# TASK DESCRIPTION
Work out how many lines of the material below mention the word "uwagę"; reply with the number only.

# INPUT
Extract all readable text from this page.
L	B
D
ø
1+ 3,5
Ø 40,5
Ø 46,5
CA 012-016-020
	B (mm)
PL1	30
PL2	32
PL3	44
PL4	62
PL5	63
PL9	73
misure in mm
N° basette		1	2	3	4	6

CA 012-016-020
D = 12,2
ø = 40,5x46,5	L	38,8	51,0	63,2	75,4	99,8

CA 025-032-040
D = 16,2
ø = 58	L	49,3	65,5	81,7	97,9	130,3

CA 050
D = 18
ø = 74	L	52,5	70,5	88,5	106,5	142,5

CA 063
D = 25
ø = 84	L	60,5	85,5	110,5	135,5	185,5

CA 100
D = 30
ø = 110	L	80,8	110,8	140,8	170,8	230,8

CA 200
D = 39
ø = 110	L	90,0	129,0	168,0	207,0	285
==
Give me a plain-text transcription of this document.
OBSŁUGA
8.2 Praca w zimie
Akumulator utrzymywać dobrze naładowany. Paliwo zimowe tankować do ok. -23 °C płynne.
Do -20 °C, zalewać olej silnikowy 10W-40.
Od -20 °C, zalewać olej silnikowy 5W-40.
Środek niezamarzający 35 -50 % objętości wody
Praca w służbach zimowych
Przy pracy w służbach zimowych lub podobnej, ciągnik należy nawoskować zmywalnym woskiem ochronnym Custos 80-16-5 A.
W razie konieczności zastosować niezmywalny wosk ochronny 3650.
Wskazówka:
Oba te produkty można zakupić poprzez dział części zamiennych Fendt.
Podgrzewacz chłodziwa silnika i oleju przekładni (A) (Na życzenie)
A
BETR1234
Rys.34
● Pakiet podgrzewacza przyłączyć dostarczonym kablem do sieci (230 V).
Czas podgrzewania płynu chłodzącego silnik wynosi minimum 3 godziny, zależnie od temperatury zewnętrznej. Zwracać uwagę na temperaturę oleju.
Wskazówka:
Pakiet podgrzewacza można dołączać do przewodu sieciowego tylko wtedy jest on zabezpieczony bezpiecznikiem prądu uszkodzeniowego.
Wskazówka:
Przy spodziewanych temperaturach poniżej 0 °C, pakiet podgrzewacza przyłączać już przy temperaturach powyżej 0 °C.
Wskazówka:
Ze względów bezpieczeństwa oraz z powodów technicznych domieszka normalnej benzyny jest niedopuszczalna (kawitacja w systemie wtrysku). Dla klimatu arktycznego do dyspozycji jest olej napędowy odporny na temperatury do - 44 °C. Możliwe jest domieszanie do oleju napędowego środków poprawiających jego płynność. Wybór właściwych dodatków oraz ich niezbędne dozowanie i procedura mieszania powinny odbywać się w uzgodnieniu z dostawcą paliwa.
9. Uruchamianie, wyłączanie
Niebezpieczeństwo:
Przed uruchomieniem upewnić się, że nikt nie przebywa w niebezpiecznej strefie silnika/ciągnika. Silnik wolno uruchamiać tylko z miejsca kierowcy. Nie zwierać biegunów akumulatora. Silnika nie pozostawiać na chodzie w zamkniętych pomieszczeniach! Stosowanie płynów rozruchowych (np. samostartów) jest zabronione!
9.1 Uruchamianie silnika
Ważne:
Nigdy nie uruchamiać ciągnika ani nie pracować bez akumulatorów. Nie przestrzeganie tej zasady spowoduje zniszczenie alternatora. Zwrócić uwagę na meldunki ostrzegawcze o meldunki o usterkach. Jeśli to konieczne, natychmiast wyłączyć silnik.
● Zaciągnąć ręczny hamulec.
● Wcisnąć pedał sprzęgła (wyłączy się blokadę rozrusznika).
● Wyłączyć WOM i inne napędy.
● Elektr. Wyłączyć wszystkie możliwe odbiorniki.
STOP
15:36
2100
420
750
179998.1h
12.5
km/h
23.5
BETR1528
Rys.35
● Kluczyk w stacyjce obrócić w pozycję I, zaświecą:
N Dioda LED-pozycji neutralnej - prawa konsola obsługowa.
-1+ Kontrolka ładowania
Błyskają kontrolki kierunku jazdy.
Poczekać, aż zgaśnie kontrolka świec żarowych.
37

# EXERCISE RESULT
2